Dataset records
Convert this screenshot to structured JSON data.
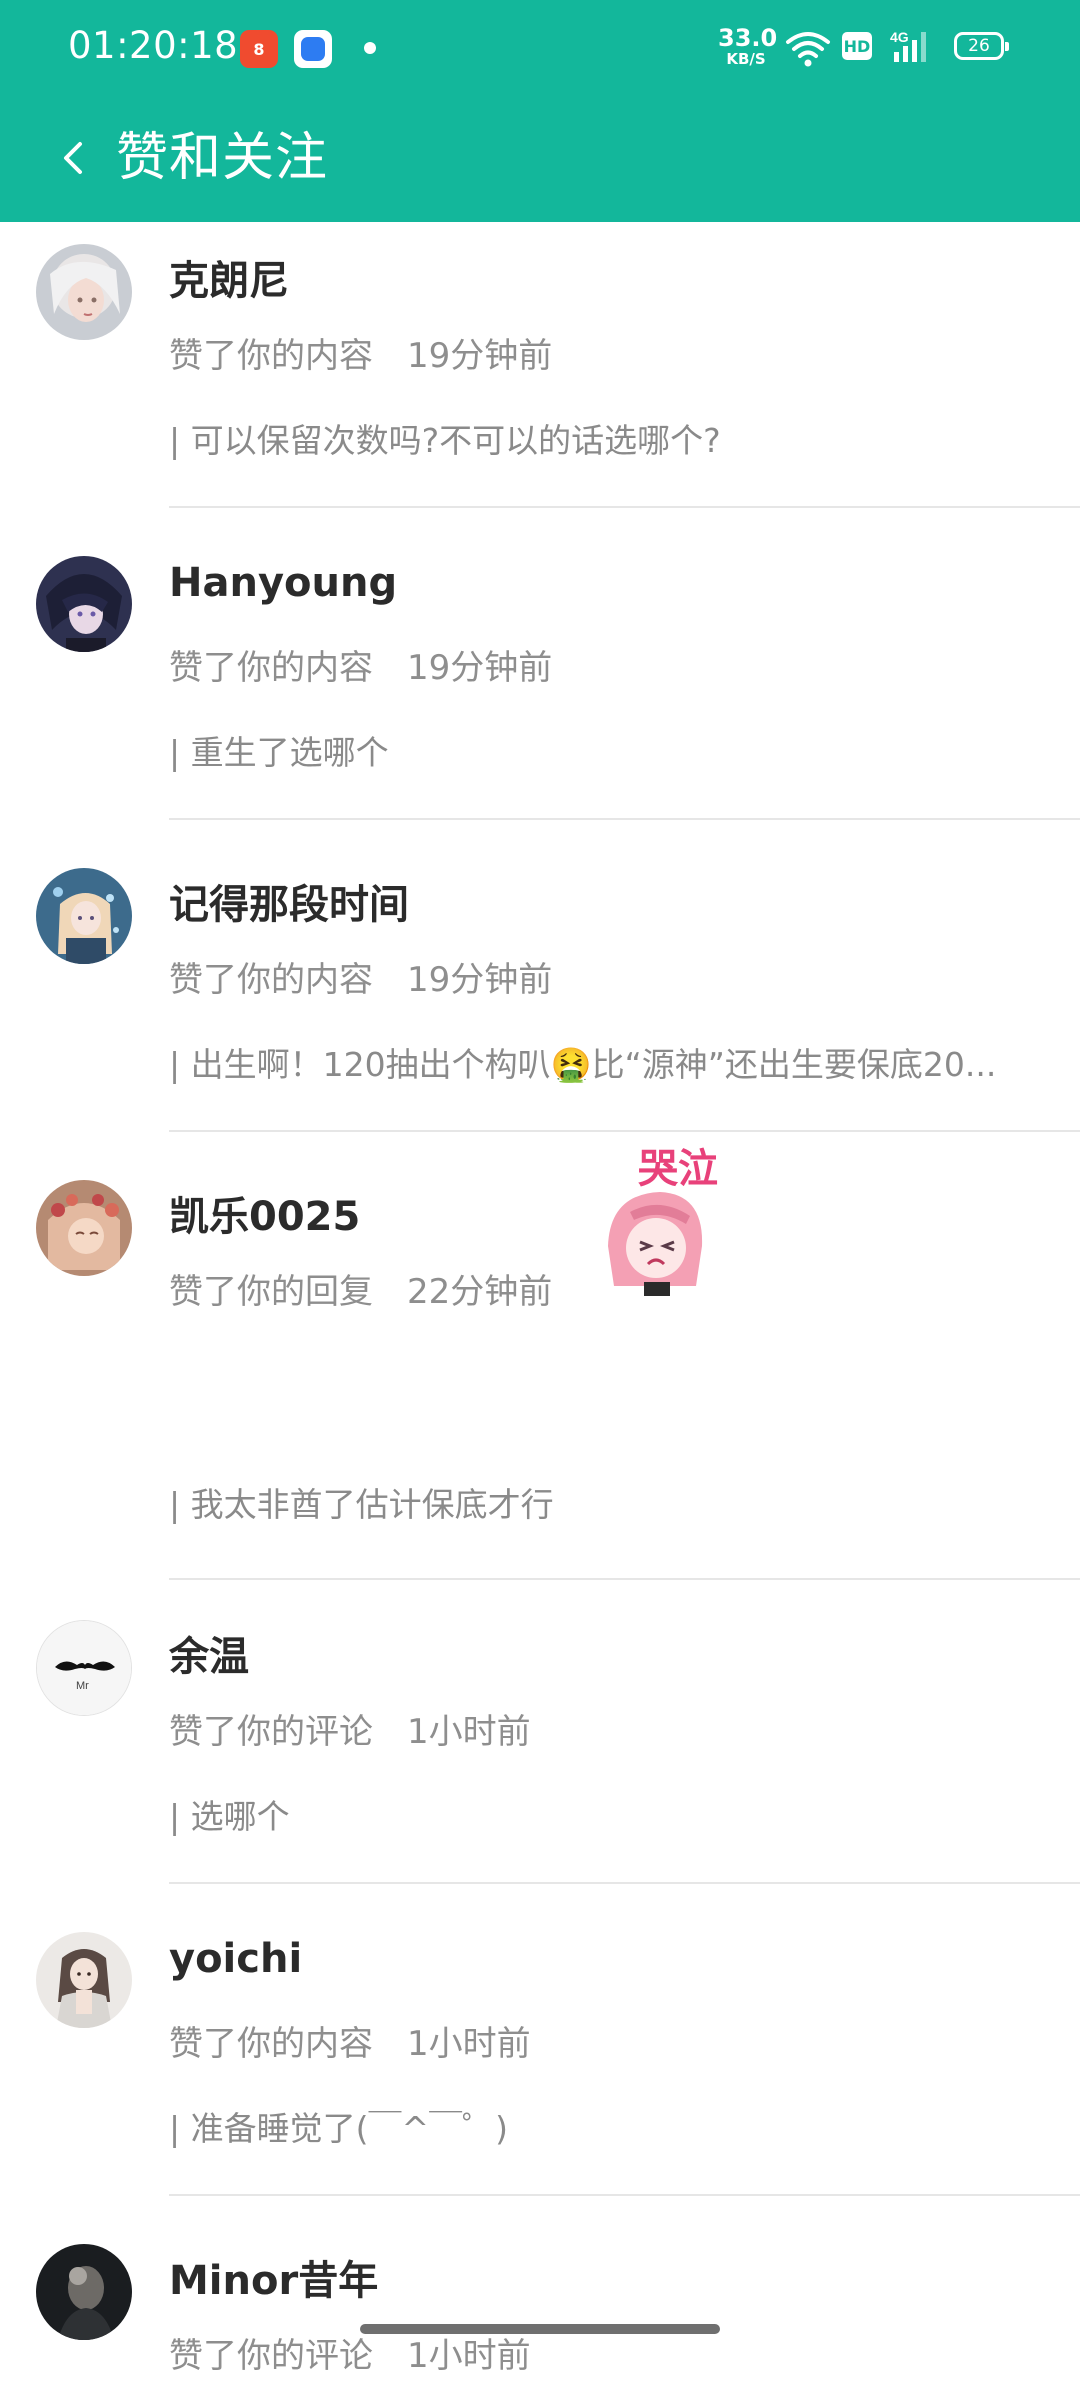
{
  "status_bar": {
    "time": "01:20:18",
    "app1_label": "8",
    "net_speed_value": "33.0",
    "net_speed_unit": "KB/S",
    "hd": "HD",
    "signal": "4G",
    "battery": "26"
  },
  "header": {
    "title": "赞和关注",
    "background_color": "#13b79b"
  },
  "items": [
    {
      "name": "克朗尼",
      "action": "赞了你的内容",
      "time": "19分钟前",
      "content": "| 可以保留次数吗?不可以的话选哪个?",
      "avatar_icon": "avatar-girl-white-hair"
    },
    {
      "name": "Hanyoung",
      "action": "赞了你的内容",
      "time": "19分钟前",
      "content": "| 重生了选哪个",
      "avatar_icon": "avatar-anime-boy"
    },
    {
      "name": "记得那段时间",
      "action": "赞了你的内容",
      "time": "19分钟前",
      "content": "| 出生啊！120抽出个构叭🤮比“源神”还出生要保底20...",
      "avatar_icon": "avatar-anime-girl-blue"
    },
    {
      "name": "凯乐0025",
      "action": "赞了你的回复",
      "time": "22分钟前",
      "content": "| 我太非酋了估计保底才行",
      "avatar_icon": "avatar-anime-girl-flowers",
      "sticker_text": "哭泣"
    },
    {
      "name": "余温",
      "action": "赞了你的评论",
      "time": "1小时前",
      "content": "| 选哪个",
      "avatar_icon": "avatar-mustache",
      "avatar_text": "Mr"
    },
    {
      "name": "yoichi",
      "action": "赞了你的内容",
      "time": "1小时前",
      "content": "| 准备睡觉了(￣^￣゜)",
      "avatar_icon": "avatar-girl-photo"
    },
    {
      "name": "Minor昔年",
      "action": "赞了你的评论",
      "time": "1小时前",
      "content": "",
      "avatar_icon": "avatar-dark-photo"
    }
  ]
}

- Task prompt
Repeat each entry above word for word, leaving every picture out.

- Result
Convert this screenshot to structured JSON data.
{
  "status_bar": {
    "time": "01:20:18",
    "app1_label": "8",
    "net_speed_value": "33.0",
    "net_speed_unit": "KB/S",
    "hd": "HD",
    "signal": "4G",
    "battery": "26"
  },
  "header": {
    "title": "赞和关注",
    "background_color": "#13b79b"
  },
  "items": [
    {
      "name": "克朗尼",
      "action": "赞了你的内容",
      "time": "19分钟前",
      "content": "| 可以保留次数吗?不可以的话选哪个?",
      "avatar_icon": "avatar-girl-white-hair"
    },
    {
      "name": "Hanyoung",
      "action": "赞了你的内容",
      "time": "19分钟前",
      "content": "| 重生了选哪个",
      "avatar_icon": "avatar-anime-boy"
    },
    {
      "name": "记得那段时间",
      "action": "赞了你的内容",
      "time": "19分钟前",
      "content": "| 出生啊！120抽出个构叭🤮比“源神”还出生要保底20...",
      "avatar_icon": "avatar-anime-girl-blue"
    },
    {
      "name": "凯乐0025",
      "action": "赞了你的回复",
      "time": "22分钟前",
      "content": "| 我太非酋了估计保底才行",
      "avatar_icon": "avatar-anime-girl-flowers",
      "sticker_text": "哭泣"
    },
    {
      "name": "余温",
      "action": "赞了你的评论",
      "time": "1小时前",
      "content": "| 选哪个",
      "avatar_icon": "avatar-mustache",
      "avatar_text": "Mr"
    },
    {
      "name": "yoichi",
      "action": "赞了你的内容",
      "time": "1小时前",
      "content": "| 准备睡觉了(￣^￣゜)",
      "avatar_icon": "avatar-girl-photo"
    },
    {
      "name": "Minor昔年",
      "action": "赞了你的评论",
      "time": "1小时前",
      "content": "",
      "avatar_icon": "avatar-dark-photo"
    }
  ]
}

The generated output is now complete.